-- Start of INPUT RECORDS --

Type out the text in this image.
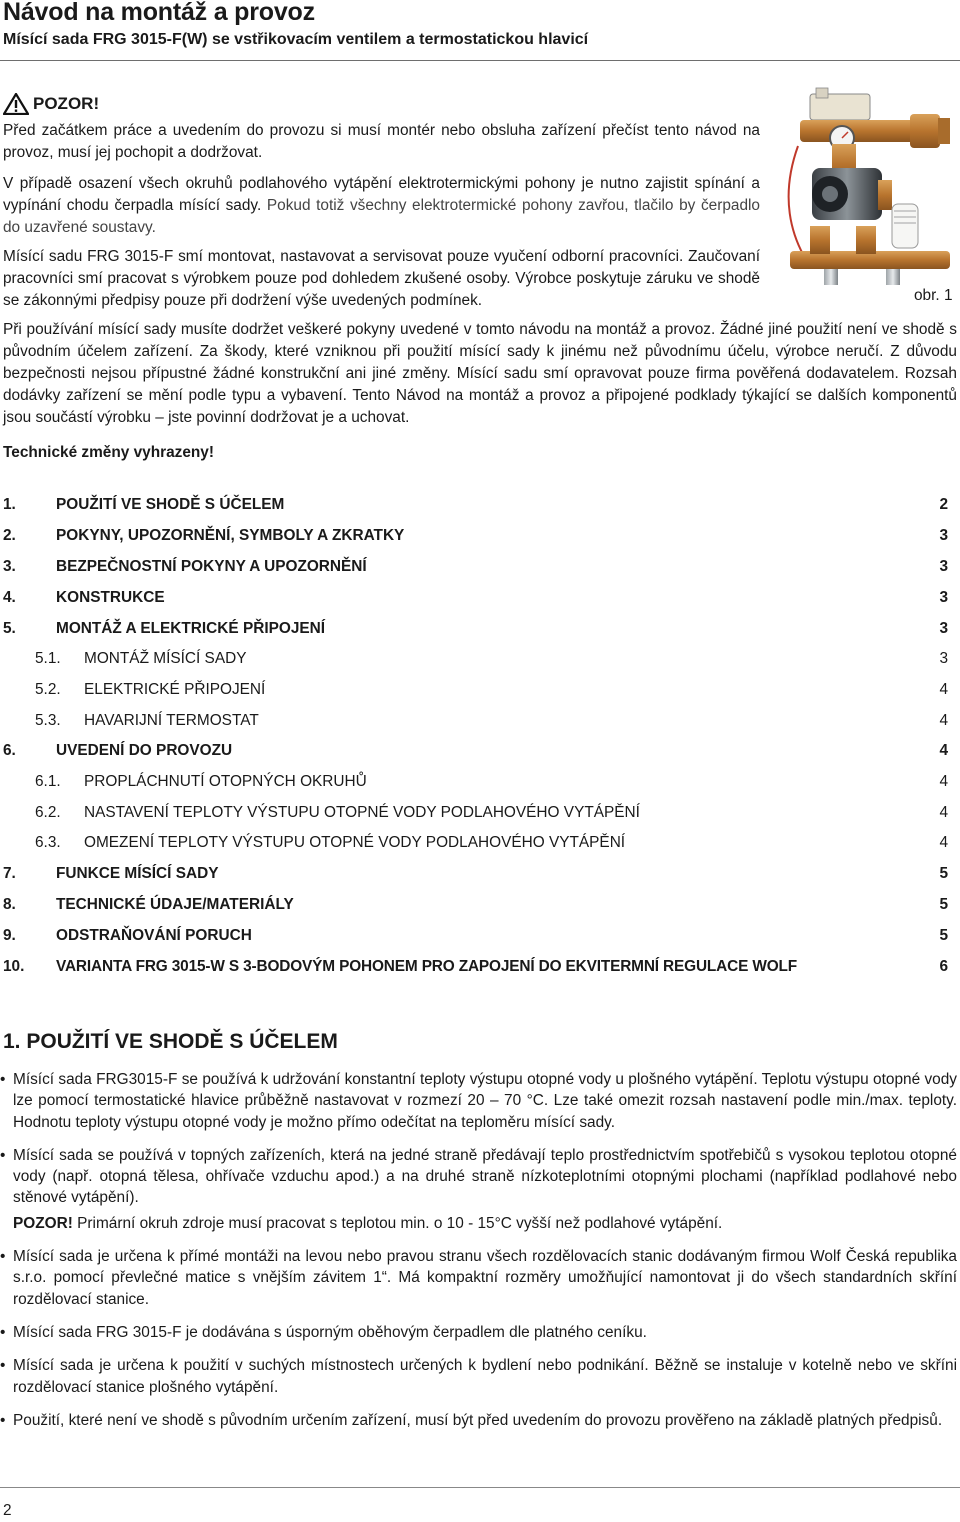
Návod na montáž a provoz
Mísící sada FRG 3015-F(W) se vstřikovacím ventilem a termostatickou hlavicí
POZOR!
Před začátkem práce a uvedením do provozu si musí montér nebo obsluha zařízení přečíst tento návod na provoz, musí jej pochopit a dodržovat.
V případě osazení všech okruhů podlahového vytápění elektrotermickými pohony je nutno zajistit spínání a vypínání chodu čerpadla mísící sady. Pokud totiž všechny elektrotermické pohony zavřou, tlačilo by čerpadlo do uzavřené soustavy.
Mísící sadu FRG 3015-F smí montovat, nastavovat a servisovat pouze vyučení odborní pracovníci. Zaučovaní pracovníci smí pracovat s výrobkem pouze pod dohledem zkušené osoby. Výrobce poskytuje záruku ve shodě se zákonnými předpisy pouze při dodržení výše uvedených podmínek.	obr. 1
Při používání mísící sady musíte dodržet veškeré pokyny uvedené v tomto návodu na montáž a provoz. Žádné jiné použití není ve shodě s původním účelem zařízení. Za škody, které vzniknou při použití mísící sady k jinému než původnímu účelu, výrobce neručí. Z důvodu bezpečnosti nejsou přípustné žádné konstrukční ani jiné změny. Mísící sadu smí opravovat pouze firma pověřená dodavatelem. Rozsah dodávky zařízení se mění podle typu a vybavení. Tento Návod na montáž a provoz a připojené podklady týkající se dalších komponentů jsou součástí výrobku – jste povinní dodržovat je a uchovat.
Technické změny vyhrazeny!
1.	POUŽITÍ VE SHODĚ S ÚČELEM	2
2.	POKYNY, UPOZORNĚNÍ, SYMBOLY A ZKRATKY	3
3.	BEZPEČNOSTNÍ POKYNY A UPOZORNĚNÍ	3
4.	KONSTRUKCE	3
5.	MONTÁŽ A ELEKTRICKÉ PŘIPOJENÍ	3
5.1.	MONTÁŽ MÍSÍCÍ SADY	3
5.2.	ELEKTRICKÉ PŘIPOJENÍ	4
5.3.	HAVARIJNÍ TERMOSTAT	4
6.	UVEDENÍ DO PROVOZU	4
6.1.	PROPLÁCHNUTÍ OTOPNÝCH OKRUHŮ	4
6.2.	NASTAVENÍ TEPLOTY VÝSTUPU OTOPNÉ VODY PODLAHOVÉHO VYTÁPĚNÍ	4
6.3.	OMEZENÍ TEPLOTY VÝSTUPU OTOPNÉ VODY PODLAHOVÉHO VYTÁPĚNÍ	4
7.	FUNKCE MÍSÍCÍ SADY	5
8.	TECHNICKÉ ÚDAJE/MATERIÁLY	5
9.	ODSTRAŇOVÁNÍ PORUCH	5
10.	VARIANTA FRG 3015-W S 3-BODOVÝM POHONEM PRO ZAPOJENÍ DO EKVITERMNÍ REGULACE WOLF	6
1. POUŽITÍ VE SHODĚ S ÚČELEM
• Mísící sada FRG3015-F se používá k udržování konstantní teploty výstupu otopné vody u plošného vytápění. Teplotu výstupu otopné vody lze pomocí termostatické hlavice průběžně nastavovat v rozmezí 20 – 70 °C. Lze také omezit rozsah nastavení podle min./max. teploty. Hodnotu teploty výstupu otopné vody je možno přímo odečítat na teploměru mísící sady.
• Mísící sada se používá v topných zařízeních, která na jedné straně předávají teplo prostřednictvím spotřebičů s vysokou teplotou otopné vody (např. otopná tělesa, ohřívače vzduchu apod.) a na druhé straně nízkoteplotními otopnými plochami (například podlahové nebo stěnové vytápění).
POZOR! Primární okruh zdroje musí pracovat s teplotou min. o 10 - 15°C vyšší než podlahové vytápění.
• Mísící sada je určena k přímé montáži na levou nebo pravou stranu všech rozdělovacích stanic dodávaným firmou Wolf Česká republika s.r.o. pomocí převlečné matice s vnějším závitem 1“. Má kompaktní rozměry umožňující namontovat ji do všech standardních skříní rozdělovací stanice.
• Mísící sada FRG 3015-F je dodávána s úsporným oběhovým čerpadlem dle platného ceníku.
• Mísící sada je určena k použití v suchých místnostech určených k bydlení nebo podnikání. Běžně se instaluje v kotelně nebo ve skříni rozdělovací stanice plošného vytápění.
• Použití, které není ve shodě s původním určením zařízení, musí být před uvedením do provozu prověřeno na základě platných předpisů.
2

-- End of INPUT RECORDS --

EXERCISE BRIEF - Without the pictures, return all the records precisely as they stand.

EXPECTED OUTPUT -
Type out the text in this image.
Návod na montáž a provoz
Mísící sada FRG 3015-F(W) se vstřikovacím ventilem a termostatickou hlavicí
POZOR!
Před začátkem práce a uvedením do provozu si musí montér nebo obsluha zařízení přečíst tento návod na provoz, musí jej pochopit a dodržovat.
V případě osazení všech okruhů podlahového vytápění elektrotermickými pohony je nutno zajistit spínání a vypínání chodu čerpadla mísící sady. Pokud totiž všechny elektrotermické pohony zavřou, tlačilo by čerpadlo do uzavřené soustavy.
Mísící sadu FRG 3015-F smí montovat, nastavovat a servisovat pouze vyučení odborní pracovníci. Zaučovaní pracovníci smí pracovat s výrobkem pouze pod dohledem zkušené osoby. Výrobce poskytuje záruku ve shodě se zákonnými předpisy pouze při dodržení výše uvedených podmínek.	obr. 1
Při používání mísící sady musíte dodržet veškeré pokyny uvedené v tomto návodu na montáž a provoz. Žádné jiné použití není ve shodě s původním účelem zařízení. Za škody, které vzniknou při použití mísící sady k jinému než původnímu účelu, výrobce neručí. Z důvodu bezpečnosti nejsou přípustné žádné konstrukční ani jiné změny. Mísící sadu smí opravovat pouze firma pověřená dodavatelem. Rozsah dodávky zařízení se mění podle typu a vybavení. Tento Návod na montáž a provoz a připojené podklady týkající se dalších komponentů jsou součástí výrobku – jste povinní dodržovat je a uchovat.
Technické změny vyhrazeny!
1.	POUŽITÍ VE SHODĚ S ÚČELEM	2
2.	POKYNY, UPOZORNĚNÍ, SYMBOLY A ZKRATKY	3
3.	BEZPEČNOSTNÍ POKYNY A UPOZORNĚNÍ	3
4.	KONSTRUKCE	3
5.	MONTÁŽ A ELEKTRICKÉ PŘIPOJENÍ	3
5.1.	MONTÁŽ MÍSÍCÍ SADY	3
5.2.	ELEKTRICKÉ PŘIPOJENÍ	4
5.3.	HAVARIJNÍ TERMOSTAT	4
6.	UVEDENÍ DO PROVOZU	4
6.1.	PROPLÁCHNUTÍ OTOPNÝCH OKRUHŮ	4
6.2.	NASTAVENÍ TEPLOTY VÝSTUPU OTOPNÉ VODY PODLAHOVÉHO VYTÁPĚNÍ	4
6.3.	OMEZENÍ TEPLOTY VÝSTUPU OTOPNÉ VODY PODLAHOVÉHO VYTÁPĚNÍ	4
7.	FUNKCE MÍSÍCÍ SADY	5
8.	TECHNICKÉ ÚDAJE/MATERIÁLY	5
9.	ODSTRAŇOVÁNÍ PORUCH	5
10.	VARIANTA FRG 3015-W S 3-BODOVÝM POHONEM PRO ZAPOJENÍ DO EKVITERMNÍ REGULACE WOLF	6
1. POUŽITÍ VE SHODĚ S ÚČELEM
• Mísící sada FRG3015-F se používá k udržování konstantní teploty výstupu otopné vody u plošného vytápění. Teplotu výstupu otopné vody lze pomocí termostatické hlavice průběžně nastavovat v rozmezí 20 – 70 °C. Lze také omezit rozsah nastavení podle min./max. teploty. Hodnotu teploty výstupu otopné vody je možno přímo odečítat na teploměru mísící sady.
• Mísící sada se používá v topných zařízeních, která na jedné straně předávají teplo prostřednictvím spotřebičů s vysokou teplotou otopné vody (např. otopná tělesa, ohřívače vzduchu apod.) a na druhé straně nízkoteplotními otopnými plochami (například podlahové nebo stěnové vytápění).
POZOR! Primární okruh zdroje musí pracovat s teplotou min. o 10 - 15°C vyšší než podlahové vytápění.
• Mísící sada je určena k přímé montáži na levou nebo pravou stranu všech rozdělovacích stanic dodávaným firmou Wolf Česká republika s.r.o. pomocí převlečné matice s vnějším závitem 1“. Má kompaktní rozměry umožňující namontovat ji do všech standardních skříní rozdělovací stanice.
• Mísící sada FRG 3015-F je dodávána s úsporným oběhovým čerpadlem dle platného ceníku.
• Mísící sada je určena k použití v suchých místnostech určených k bydlení nebo podnikání. Běžně se instaluje v kotelně nebo ve skříni rozdělovací stanice plošného vytápění.
• Použití, které není ve shodě s původním určením zařízení, musí být před uvedením do provozu prověřeno na základě platných předpisů.
2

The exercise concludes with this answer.